REQUIRED WORK >>
Update the material below by changing every "Patent image size" to "Drawing dimensions", and give all of it again with nothing else altered.

Source data
★ ★ ★ ★ ★

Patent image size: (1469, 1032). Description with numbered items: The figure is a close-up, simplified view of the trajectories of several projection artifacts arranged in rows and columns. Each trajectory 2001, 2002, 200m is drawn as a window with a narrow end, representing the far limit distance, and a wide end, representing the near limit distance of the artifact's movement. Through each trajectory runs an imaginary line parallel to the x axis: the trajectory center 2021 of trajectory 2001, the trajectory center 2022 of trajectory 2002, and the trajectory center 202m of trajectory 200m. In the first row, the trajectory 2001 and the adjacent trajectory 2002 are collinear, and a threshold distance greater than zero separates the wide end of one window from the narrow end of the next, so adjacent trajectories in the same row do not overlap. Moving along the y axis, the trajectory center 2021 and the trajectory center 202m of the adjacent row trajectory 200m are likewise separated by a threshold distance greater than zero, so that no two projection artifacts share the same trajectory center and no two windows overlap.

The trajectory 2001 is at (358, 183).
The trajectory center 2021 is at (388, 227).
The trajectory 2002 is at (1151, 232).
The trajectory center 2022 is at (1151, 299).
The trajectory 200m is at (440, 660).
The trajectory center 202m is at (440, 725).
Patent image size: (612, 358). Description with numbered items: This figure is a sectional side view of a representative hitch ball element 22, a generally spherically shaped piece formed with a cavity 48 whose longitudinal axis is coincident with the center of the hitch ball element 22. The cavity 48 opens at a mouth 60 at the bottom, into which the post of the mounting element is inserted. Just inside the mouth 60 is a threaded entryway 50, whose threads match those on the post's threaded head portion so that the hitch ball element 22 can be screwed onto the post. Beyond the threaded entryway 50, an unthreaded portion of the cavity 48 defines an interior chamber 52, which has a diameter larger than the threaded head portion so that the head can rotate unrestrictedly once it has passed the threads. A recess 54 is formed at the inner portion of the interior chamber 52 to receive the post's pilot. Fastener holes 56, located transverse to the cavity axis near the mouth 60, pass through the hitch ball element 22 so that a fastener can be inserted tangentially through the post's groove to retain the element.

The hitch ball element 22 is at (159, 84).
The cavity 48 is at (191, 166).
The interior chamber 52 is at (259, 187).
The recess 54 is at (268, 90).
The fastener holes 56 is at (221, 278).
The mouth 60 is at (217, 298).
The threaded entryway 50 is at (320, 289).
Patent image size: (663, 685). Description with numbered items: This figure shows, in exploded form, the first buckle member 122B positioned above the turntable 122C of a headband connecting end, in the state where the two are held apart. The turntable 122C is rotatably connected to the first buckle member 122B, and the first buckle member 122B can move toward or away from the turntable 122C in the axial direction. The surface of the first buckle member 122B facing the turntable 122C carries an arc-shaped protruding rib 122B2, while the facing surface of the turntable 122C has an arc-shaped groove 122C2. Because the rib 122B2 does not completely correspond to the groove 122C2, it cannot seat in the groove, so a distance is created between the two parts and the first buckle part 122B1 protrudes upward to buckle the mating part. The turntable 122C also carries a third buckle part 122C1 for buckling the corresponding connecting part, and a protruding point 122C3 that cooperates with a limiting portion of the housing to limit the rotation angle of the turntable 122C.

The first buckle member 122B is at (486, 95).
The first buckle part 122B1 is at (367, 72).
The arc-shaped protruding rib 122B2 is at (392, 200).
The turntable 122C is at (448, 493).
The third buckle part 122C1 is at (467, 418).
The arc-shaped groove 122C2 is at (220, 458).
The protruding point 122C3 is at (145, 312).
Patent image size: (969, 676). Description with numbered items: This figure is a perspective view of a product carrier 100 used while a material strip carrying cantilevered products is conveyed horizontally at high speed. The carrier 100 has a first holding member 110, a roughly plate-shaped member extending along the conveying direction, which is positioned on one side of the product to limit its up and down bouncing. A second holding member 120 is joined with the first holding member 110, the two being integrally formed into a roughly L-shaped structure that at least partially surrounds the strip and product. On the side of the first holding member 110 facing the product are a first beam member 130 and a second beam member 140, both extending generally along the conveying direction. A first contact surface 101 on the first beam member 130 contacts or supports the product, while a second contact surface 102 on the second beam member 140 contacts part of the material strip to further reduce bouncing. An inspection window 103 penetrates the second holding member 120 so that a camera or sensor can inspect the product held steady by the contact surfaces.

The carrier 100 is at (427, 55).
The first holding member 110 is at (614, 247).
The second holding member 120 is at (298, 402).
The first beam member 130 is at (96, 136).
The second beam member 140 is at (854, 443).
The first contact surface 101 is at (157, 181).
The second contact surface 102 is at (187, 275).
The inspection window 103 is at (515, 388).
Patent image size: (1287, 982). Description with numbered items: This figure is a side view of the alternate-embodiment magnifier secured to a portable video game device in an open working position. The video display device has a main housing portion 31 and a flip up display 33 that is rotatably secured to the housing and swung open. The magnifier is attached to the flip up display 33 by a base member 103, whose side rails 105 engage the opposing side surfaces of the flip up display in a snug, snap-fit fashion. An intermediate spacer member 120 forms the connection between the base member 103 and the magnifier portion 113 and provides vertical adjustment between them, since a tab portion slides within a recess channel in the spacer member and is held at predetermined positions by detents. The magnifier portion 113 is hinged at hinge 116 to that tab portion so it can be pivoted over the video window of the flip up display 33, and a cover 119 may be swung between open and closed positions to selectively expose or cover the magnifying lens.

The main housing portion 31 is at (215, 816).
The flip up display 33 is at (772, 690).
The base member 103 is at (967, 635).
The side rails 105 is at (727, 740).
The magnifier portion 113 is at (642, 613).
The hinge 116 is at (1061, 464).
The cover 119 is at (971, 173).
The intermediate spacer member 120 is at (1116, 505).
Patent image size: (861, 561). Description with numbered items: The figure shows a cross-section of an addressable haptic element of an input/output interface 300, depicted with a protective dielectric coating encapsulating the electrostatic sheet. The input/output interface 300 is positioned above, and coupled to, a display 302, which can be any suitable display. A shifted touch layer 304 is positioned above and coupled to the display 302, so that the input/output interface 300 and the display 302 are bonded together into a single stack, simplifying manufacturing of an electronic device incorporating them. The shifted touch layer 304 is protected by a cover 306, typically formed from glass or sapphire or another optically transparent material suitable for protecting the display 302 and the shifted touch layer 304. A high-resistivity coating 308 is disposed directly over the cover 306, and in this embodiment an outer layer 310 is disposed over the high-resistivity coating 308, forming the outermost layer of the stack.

★ ★ ★ ★ ★

FULL RESPONSE >>
Drawing dimensions: (1469, 1032). Description with numbered items: The figure is a close-up, simplified view of the trajectories of several projection artifacts arranged in rows and columns. Each trajectory 2001, 2002, 200m is drawn as a window with a narrow end, representing the far limit distance, and a wide end, representing the near limit distance of the artifact's movement. Through each trajectory runs an imaginary line parallel to the x axis: the trajectory center 2021 of trajectory 2001, the trajectory center 2022 of trajectory 2002, and the trajectory center 202m of trajectory 200m. In the first row, the trajectory 2001 and the adjacent trajectory 2002 are collinear, and a threshold distance greater than zero separates the wide end of one window from the narrow end of the next, so adjacent trajectories in the same row do not overlap. Moving along the y axis, the trajectory center 2021 and the trajectory center 202m of the adjacent row trajectory 200m are likewise separated by a threshold distance greater than zero, so that no two projection artifacts share the same trajectory center and no two windows overlap.

The trajectory 2001 is at (358, 183).
The trajectory center 2021 is at (388, 227).
The trajectory 2002 is at (1151, 232).
The trajectory center 2022 is at (1151, 299).
The trajectory 200m is at (440, 660).
The trajectory center 202m is at (440, 725).
Drawing dimensions: (612, 358). Description with numbered items: This figure is a sectional side view of a representative hitch ball element 22, a generally spherically shaped piece formed with a cavity 48 whose longitudinal axis is coincident with the center of the hitch ball element 22. The cavity 48 opens at a mouth 60 at the bottom, into which the post of the mounting element is inserted. Just inside the mouth 60 is a threaded entryway 50, whose threads match those on the post's threaded head portion so that the hitch ball element 22 can be screwed onto the post. Beyond the threaded entryway 50, an unthreaded portion of the cavity 48 defines an interior chamber 52, which has a diameter larger than the threaded head portion so that the head can rotate unrestrictedly once it has passed the threads. A recess 54 is formed at the inner portion of the interior chamber 52 to receive the post's pilot. Fastener holes 56, located transverse to the cavity axis near the mouth 60, pass through the hitch ball element 22 so that a fastener can be inserted tangentially through the post's groove to retain the element.

The hitch ball element 22 is at (159, 84).
The cavity 48 is at (191, 166).
The interior chamber 52 is at (259, 187).
The recess 54 is at (268, 90).
The fastener holes 56 is at (221, 278).
The mouth 60 is at (217, 298).
The threaded entryway 50 is at (320, 289).
Drawing dimensions: (663, 685). Description with numbered items: This figure shows, in exploded form, the first buckle member 122B positioned above the turntable 122C of a headband connecting end, in the state where the two are held apart. The turntable 122C is rotatably connected to the first buckle member 122B, and the first buckle member 122B can move toward or away from the turntable 122C in the axial direction. The surface of the first buckle member 122B facing the turntable 122C carries an arc-shaped protruding rib 122B2, while the facing surface of the turntable 122C has an arc-shaped groove 122C2. Because the rib 122B2 does not completely correspond to the groove 122C2, it cannot seat in the groove, so a distance is created between the two parts and the first buckle part 122B1 protrudes upward to buckle the mating part. The turntable 122C also carries a third buckle part 122C1 for buckling the corresponding connecting part, and a protruding point 122C3 that cooperates with a limiting portion of the housing to limit the rotation angle of the turntable 122C.

The first buckle member 122B is at (486, 95).
The first buckle part 122B1 is at (367, 72).
The arc-shaped protruding rib 122B2 is at (392, 200).
The turntable 122C is at (448, 493).
The third buckle part 122C1 is at (467, 418).
The arc-shaped groove 122C2 is at (220, 458).
The protruding point 122C3 is at (145, 312).
Drawing dimensions: (969, 676). Description with numbered items: This figure is a perspective view of a product carrier 100 used while a material strip carrying cantilevered products is conveyed horizontally at high speed. The carrier 100 has a first holding member 110, a roughly plate-shaped member extending along the conveying direction, which is positioned on one side of the product to limit its up and down bouncing. A second holding member 120 is joined with the first holding member 110, the two being integrally formed into a roughly L-shaped structure that at least partially surrounds the strip and product. On the side of the first holding member 110 facing the product are a first beam member 130 and a second beam member 140, both extending generally along the conveying direction. A first contact surface 101 on the first beam member 130 contacts or supports the product, while a second contact surface 102 on the second beam member 140 contacts part of the material strip to further reduce bouncing. An inspection window 103 penetrates the second holding member 120 so that a camera or sensor can inspect the product held steady by the contact surfaces.

The carrier 100 is at (427, 55).
The first holding member 110 is at (614, 247).
The second holding member 120 is at (298, 402).
The first beam member 130 is at (96, 136).
The second beam member 140 is at (854, 443).
The first contact surface 101 is at (157, 181).
The second contact surface 102 is at (187, 275).
The inspection window 103 is at (515, 388).
Drawing dimensions: (1287, 982). Description with numbered items: This figure is a side view of the alternate-embodiment magnifier secured to a portable video game device in an open working position. The video display device has a main housing portion 31 and a flip up display 33 that is rotatably secured to the housing and swung open. The magnifier is attached to the flip up display 33 by a base member 103, whose side rails 105 engage the opposing side surfaces of the flip up display in a snug, snap-fit fashion. An intermediate spacer member 120 forms the connection between the base member 103 and the magnifier portion 113 and provides vertical adjustment between them, since a tab portion slides within a recess channel in the spacer member and is held at predetermined positions by detents. The magnifier portion 113 is hinged at hinge 116 to that tab portion so it can be pivoted over the video window of the flip up display 33, and a cover 119 may be swung between open and closed positions to selectively expose or cover the magnifying lens.

The main housing portion 31 is at (215, 816).
The flip up display 33 is at (772, 690).
The base member 103 is at (967, 635).
The side rails 105 is at (727, 740).
The magnifier portion 113 is at (642, 613).
The hinge 116 is at (1061, 464).
The cover 119 is at (971, 173).
The intermediate spacer member 120 is at (1116, 505).
Drawing dimensions: (861, 561). Description with numbered items: The figure shows a cross-section of an addressable haptic element of an input/output interface 300, depicted with a protective dielectric coating encapsulating the electrostatic sheet. The input/output interface 300 is positioned above, and coupled to, a display 302, which can be any suitable display. A shifted touch layer 304 is positioned above and coupled to the display 302, so that the input/output interface 300 and the display 302 are bonded together into a single stack, simplifying manufacturing of an electronic device incorporating them. The shifted touch layer 304 is protected by a cover 306, typically formed from glass or sapphire or another optically transparent material suitable for protecting the display 302 and the shifted touch layer 304. A high-resistivity coating 308 is disposed directly over the cover 306, and in this embodiment an outer layer 310 is disposed over the high-resistivity coating 308, forming the outermost layer of the stack.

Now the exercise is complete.